● **REQUIREMENT**
From the listing below, pull each line that includes "диоды".

—————

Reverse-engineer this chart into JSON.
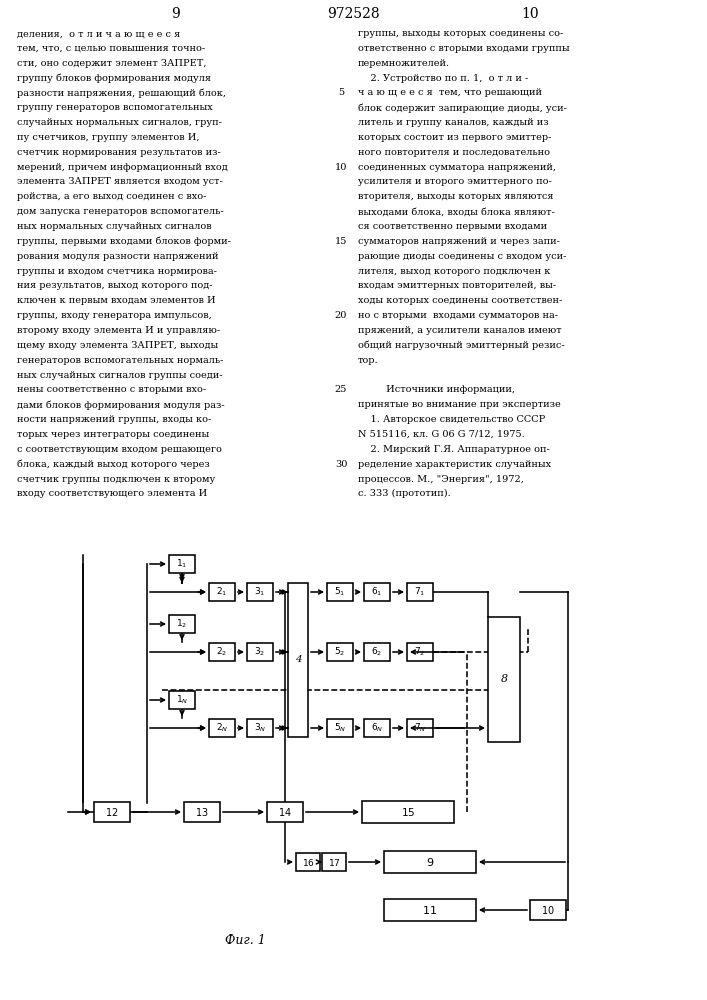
{
  "background": "#ffffff",
  "page_left": "9",
  "page_center": "972528",
  "page_right": "10",
  "left_col_text": [
    "деления,  о т л и ч а ю щ е е с я",
    "тем, что, с целью повышения точно-",
    "сти, оно содержит элемент ЗАПРЕТ,",
    "группу блоков формирования модуля",
    "разности напряжения, решающий блок,",
    "группу генераторов вспомогательных",
    "случайных нормальных сигналов, груп-",
    "пу счетчиков, группу элементов И,",
    "счетчик нормирования результатов из-",
    "мерений, причем информационный вход",
    "элемента ЗАПРЕТ является входом уст-",
    "ройства, а его выход соединен с вхо-",
    "дом запуска генераторов вспомогатель-",
    "ных нормальных случайных сигналов",
    "группы, первыми входами блоков форми-",
    "рования модуля разности напряжений",
    "группы и входом счетчика нормирова-",
    "ния результатов, выход которого под-",
    "ключен к первым входам элементов И",
    "группы, входу генератора импульсов,",
    "второму входу элемента И и управляю-",
    "щему входу элемента ЗАПРЕТ, выходы",
    "генераторов вспомогательных нормаль-",
    "ных случайных сигналов группы соеди-",
    "нены соответственно с вторыми вхо-",
    "дами блоков формирования модуля раз-",
    "ности напряжений группы, входы ко-",
    "торых через интеграторы соединены",
    "с соответствующим входом решающего",
    "блока, каждый выход которого через",
    "счетчик группы подключен к второму",
    "входу соответствующего элемента И"
  ],
  "right_col_text": [
    "группы, выходы которых соединены со-",
    "ответственно с вторыми входами группы",
    "перемножителей.",
    "    2. Устройство по п. 1,  о т л и -",
    "ч а ю щ е е с я  тем, что решающий",
    "блок содержит запирающие диоды, уси-",
    "литель и группу каналов, каждый из",
    "которых состоит из первого эмиттер-",
    "ного повторителя и последовательно",
    "соединенных сумматора напряжений,",
    "усилителя и второго эмиттерного по-",
    "вторителя, выходы которых являются",
    "выходами блока, входы блока являют-",
    "ся соответственно первыми входами",
    "сумматоров напряжений и через запи-",
    "рающие диоды соединены с входом уси-",
    "лителя, выход которого подключен к",
    "входам эмиттерных повторителей, вы-",
    "ходы которых соединены соответствен-",
    "но с вторыми  входами сумматоров на-",
    "пряжений, а усилители каналов имеют",
    "общий нагрузочный эмиттерный резис-",
    "тор.",
    "",
    "         Источники информации,",
    "принятые во внимание при экспертизе",
    "    1. Авторское свидетельство СССР",
    "N 515116, кл. G 06 G 7/12, 1975.",
    "    2. Мирский Г.Я. Аппаратурное оп-",
    "ределение характеристик случайных",
    "процессов. М., \"Энергия\", 1972,",
    "с. 333 (прототип)."
  ],
  "line_numbers": [
    "5",
    "10",
    "15",
    "20",
    "25",
    "30"
  ],
  "fig_caption": "Фиг. 1"
}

—————

● **THE SOLUTION**
    "блок содержит запирающие диоды, уси-",
    "рающие диоды соединены с входом уси-",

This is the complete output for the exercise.